Stored items from a collection
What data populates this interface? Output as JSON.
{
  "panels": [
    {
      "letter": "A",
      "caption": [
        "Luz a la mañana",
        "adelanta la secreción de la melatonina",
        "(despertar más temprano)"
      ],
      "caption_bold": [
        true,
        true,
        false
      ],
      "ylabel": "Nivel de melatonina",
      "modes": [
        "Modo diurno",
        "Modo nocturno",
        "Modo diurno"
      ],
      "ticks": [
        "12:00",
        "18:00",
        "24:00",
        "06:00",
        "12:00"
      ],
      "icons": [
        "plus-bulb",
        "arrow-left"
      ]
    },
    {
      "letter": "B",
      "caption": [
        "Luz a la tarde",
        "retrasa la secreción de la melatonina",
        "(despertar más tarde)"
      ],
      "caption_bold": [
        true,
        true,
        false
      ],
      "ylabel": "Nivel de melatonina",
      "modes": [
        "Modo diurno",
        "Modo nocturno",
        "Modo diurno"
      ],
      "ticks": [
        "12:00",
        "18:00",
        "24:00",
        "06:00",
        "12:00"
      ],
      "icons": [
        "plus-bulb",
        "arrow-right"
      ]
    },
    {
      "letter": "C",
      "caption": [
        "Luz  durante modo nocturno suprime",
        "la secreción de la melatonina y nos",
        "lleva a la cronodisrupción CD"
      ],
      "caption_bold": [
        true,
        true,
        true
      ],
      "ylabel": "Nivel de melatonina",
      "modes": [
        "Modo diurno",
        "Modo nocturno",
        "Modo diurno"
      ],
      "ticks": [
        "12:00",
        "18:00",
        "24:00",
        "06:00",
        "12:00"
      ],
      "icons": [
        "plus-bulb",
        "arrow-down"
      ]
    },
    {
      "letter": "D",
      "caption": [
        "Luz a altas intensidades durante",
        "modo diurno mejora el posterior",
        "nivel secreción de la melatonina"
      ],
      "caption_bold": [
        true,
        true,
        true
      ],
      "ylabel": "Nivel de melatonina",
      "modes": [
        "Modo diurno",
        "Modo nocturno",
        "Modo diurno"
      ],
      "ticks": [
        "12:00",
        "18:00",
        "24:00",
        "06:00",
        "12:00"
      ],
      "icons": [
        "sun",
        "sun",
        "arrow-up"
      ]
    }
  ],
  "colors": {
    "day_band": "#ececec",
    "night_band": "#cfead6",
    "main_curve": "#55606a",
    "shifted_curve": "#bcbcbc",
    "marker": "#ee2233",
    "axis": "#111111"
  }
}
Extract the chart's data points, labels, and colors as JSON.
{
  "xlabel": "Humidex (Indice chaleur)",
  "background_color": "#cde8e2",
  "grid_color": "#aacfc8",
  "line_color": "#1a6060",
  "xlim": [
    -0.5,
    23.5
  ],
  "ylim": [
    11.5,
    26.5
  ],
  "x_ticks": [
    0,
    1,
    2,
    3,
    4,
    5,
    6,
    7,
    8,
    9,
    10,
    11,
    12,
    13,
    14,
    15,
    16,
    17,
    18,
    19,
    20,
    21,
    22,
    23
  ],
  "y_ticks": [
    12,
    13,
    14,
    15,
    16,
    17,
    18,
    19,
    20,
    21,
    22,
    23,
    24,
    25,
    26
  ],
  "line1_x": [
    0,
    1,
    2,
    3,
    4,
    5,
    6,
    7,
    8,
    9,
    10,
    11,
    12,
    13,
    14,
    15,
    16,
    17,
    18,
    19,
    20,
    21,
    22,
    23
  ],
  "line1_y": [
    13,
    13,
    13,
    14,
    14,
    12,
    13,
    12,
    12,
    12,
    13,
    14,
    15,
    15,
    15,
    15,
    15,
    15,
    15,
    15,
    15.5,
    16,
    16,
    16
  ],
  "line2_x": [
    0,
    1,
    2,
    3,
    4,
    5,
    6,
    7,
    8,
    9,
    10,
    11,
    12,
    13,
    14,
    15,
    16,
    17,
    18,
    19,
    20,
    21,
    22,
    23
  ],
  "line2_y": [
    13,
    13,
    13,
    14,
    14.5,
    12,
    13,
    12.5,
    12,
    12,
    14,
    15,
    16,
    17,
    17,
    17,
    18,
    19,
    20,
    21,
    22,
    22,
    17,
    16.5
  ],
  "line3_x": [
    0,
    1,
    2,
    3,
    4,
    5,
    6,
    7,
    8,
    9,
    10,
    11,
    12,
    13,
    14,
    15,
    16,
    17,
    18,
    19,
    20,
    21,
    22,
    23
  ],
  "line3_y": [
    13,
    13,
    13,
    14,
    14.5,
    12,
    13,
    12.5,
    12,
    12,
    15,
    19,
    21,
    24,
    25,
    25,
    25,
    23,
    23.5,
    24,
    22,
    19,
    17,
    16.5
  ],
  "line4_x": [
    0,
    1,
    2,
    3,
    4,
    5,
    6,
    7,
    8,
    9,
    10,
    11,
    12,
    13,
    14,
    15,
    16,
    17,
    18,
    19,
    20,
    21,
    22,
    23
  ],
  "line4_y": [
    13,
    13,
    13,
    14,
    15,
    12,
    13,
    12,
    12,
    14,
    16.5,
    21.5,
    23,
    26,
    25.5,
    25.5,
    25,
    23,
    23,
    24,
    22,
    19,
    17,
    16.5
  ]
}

Required task:
Using the listing above, please repeat every entry exactly.

Task output:
What data populates this interface? Output as JSON.
{
  "panels": [
    {
      "letter": "A",
      "caption": [
        "Luz a la mañana",
        "adelanta la secreción de la melatonina",
        "(despertar más temprano)"
      ],
      "caption_bold": [
        true,
        true,
        false
      ],
      "ylabel": "Nivel de melatonina",
      "modes": [
        "Modo diurno",
        "Modo nocturno",
        "Modo diurno"
      ],
      "ticks": [
        "12:00",
        "18:00",
        "24:00",
        "06:00",
        "12:00"
      ],
      "icons": [
        "plus-bulb",
        "arrow-left"
      ]
    },
    {
      "letter": "B",
      "caption": [
        "Luz a la tarde",
        "retrasa la secreción de la melatonina",
        "(despertar más tarde)"
      ],
      "caption_bold": [
        true,
        true,
        false
      ],
      "ylabel": "Nivel de melatonina",
      "modes": [
        "Modo diurno",
        "Modo nocturno",
        "Modo diurno"
      ],
      "ticks": [
        "12:00",
        "18:00",
        "24:00",
        "06:00",
        "12:00"
      ],
      "icons": [
        "plus-bulb",
        "arrow-right"
      ]
    },
    {
      "letter": "C",
      "caption": [
        "Luz  durante modo nocturno suprime",
        "la secreción de la melatonina y nos",
        "lleva a la cronodisrupción CD"
      ],
      "caption_bold": [
        true,
        true,
        true
      ],
      "ylabel": "Nivel de melatonina",
      "modes": [
        "Modo diurno",
        "Modo nocturno",
        "Modo diurno"
      ],
      "ticks": [
        "12:00",
        "18:00",
        "24:00",
        "06:00",
        "12:00"
      ],
      "icons": [
        "plus-bulb",
        "arrow-down"
      ]
    },
    {
      "letter": "D",
      "caption": [
        "Luz a altas intensidades durante",
        "modo diurno mejora el posterior",
        "nivel secreción de la melatonina"
      ],
      "caption_bold": [
        true,
        true,
        true
      ],
      "ylabel": "Nivel de melatonina",
      "modes": [
        "Modo diurno",
        "Modo nocturno",
        "Modo diurno"
      ],
      "ticks": [
        "12:00",
        "18:00",
        "24:00",
        "06:00",
        "12:00"
      ],
      "icons": [
        "sun",
        "sun",
        "arrow-up"
      ]
    }
  ],
  "colors": {
    "day_band": "#ececec",
    "night_band": "#cfead6",
    "main_curve": "#55606a",
    "shifted_curve": "#bcbcbc",
    "marker": "#ee2233",
    "axis": "#111111"
  }
}
Extract the chart's data points, labels, and colors as JSON.
{
  "xlabel": "Humidex (Indice chaleur)",
  "background_color": "#cde8e2",
  "grid_color": "#aacfc8",
  "line_color": "#1a6060",
  "xlim": [
    -0.5,
    23.5
  ],
  "ylim": [
    11.5,
    26.5
  ],
  "x_ticks": [
    0,
    1,
    2,
    3,
    4,
    5,
    6,
    7,
    8,
    9,
    10,
    11,
    12,
    13,
    14,
    15,
    16,
    17,
    18,
    19,
    20,
    21,
    22,
    23
  ],
  "y_ticks": [
    12,
    13,
    14,
    15,
    16,
    17,
    18,
    19,
    20,
    21,
    22,
    23,
    24,
    25,
    26
  ],
  "line1_x": [
    0,
    1,
    2,
    3,
    4,
    5,
    6,
    7,
    8,
    9,
    10,
    11,
    12,
    13,
    14,
    15,
    16,
    17,
    18,
    19,
    20,
    21,
    22,
    23
  ],
  "line1_y": [
    13,
    13,
    13,
    14,
    14,
    12,
    13,
    12,
    12,
    12,
    13,
    14,
    15,
    15,
    15,
    15,
    15,
    15,
    15,
    15,
    15.5,
    16,
    16,
    16
  ],
  "line2_x": [
    0,
    1,
    2,
    3,
    4,
    5,
    6,
    7,
    8,
    9,
    10,
    11,
    12,
    13,
    14,
    15,
    16,
    17,
    18,
    19,
    20,
    21,
    22,
    23
  ],
  "line2_y": [
    13,
    13,
    13,
    14,
    14.5,
    12,
    13,
    12.5,
    12,
    12,
    14,
    15,
    16,
    17,
    17,
    17,
    18,
    19,
    20,
    21,
    22,
    22,
    17,
    16.5
  ],
  "line3_x": [
    0,
    1,
    2,
    3,
    4,
    5,
    6,
    7,
    8,
    9,
    10,
    11,
    12,
    13,
    14,
    15,
    16,
    17,
    18,
    19,
    20,
    21,
    22,
    23
  ],
  "line3_y": [
    13,
    13,
    13,
    14,
    14.5,
    12,
    13,
    12.5,
    12,
    12,
    15,
    19,
    21,
    24,
    25,
    25,
    25,
    23,
    23.5,
    24,
    22,
    19,
    17,
    16.5
  ],
  "line4_x": [
    0,
    1,
    2,
    3,
    4,
    5,
    6,
    7,
    8,
    9,
    10,
    11,
    12,
    13,
    14,
    15,
    16,
    17,
    18,
    19,
    20,
    21,
    22,
    23
  ],
  "line4_y": [
    13,
    13,
    13,
    14,
    15,
    12,
    13,
    12,
    12,
    14,
    16.5,
    21.5,
    23,
    26,
    25.5,
    25.5,
    25,
    23,
    23,
    24,
    22,
    19,
    17,
    16.5
  ]
}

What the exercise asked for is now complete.